Exercise brief:
Provide the number of lines containing the word "Shooting", and nothing else.

Excerpted records:

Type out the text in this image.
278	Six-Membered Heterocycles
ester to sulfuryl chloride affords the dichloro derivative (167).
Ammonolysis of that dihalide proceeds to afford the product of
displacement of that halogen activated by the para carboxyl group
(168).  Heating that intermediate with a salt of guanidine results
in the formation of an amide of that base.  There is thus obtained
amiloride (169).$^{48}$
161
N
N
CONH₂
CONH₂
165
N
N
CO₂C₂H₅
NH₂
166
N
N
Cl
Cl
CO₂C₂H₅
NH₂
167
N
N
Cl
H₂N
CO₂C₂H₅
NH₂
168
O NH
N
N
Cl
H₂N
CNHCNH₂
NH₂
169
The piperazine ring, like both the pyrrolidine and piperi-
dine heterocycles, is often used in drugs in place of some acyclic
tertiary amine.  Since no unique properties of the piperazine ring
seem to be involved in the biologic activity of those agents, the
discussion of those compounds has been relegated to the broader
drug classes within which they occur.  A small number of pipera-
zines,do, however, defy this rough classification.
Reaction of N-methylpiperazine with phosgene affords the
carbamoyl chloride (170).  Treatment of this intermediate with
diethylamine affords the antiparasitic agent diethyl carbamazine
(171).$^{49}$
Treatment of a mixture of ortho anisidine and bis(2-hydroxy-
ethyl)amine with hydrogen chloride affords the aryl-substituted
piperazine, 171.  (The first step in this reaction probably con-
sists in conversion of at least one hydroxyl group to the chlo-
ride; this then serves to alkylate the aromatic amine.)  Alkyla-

--

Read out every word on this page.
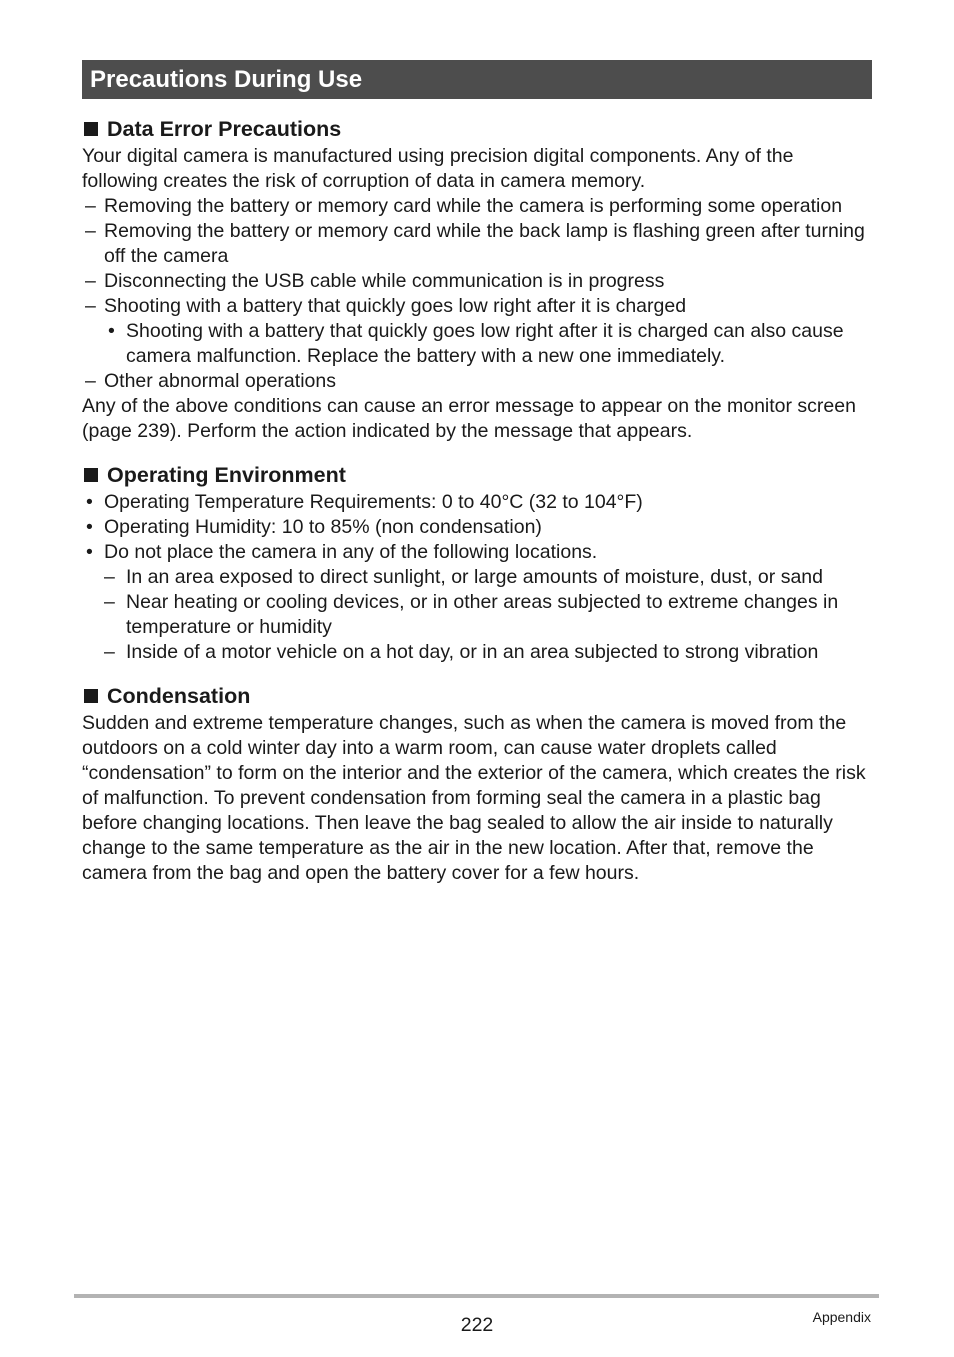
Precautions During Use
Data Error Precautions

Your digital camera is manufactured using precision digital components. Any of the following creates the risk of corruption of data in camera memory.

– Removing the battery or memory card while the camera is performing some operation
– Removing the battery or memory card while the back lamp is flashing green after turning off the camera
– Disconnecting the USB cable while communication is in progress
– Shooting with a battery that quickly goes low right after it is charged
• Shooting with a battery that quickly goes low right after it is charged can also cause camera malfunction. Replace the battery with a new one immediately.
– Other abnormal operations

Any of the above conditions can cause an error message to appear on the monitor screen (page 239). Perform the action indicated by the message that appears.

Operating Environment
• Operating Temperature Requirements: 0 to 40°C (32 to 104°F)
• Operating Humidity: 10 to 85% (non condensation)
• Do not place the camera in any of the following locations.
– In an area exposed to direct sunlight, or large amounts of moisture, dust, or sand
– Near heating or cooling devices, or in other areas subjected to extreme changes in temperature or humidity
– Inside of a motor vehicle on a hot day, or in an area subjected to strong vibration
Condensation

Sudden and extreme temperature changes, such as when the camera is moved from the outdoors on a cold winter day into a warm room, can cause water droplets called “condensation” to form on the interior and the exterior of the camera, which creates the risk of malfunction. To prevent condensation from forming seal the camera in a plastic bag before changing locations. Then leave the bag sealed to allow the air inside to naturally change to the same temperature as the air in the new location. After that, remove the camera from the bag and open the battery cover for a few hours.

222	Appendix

Output below:
2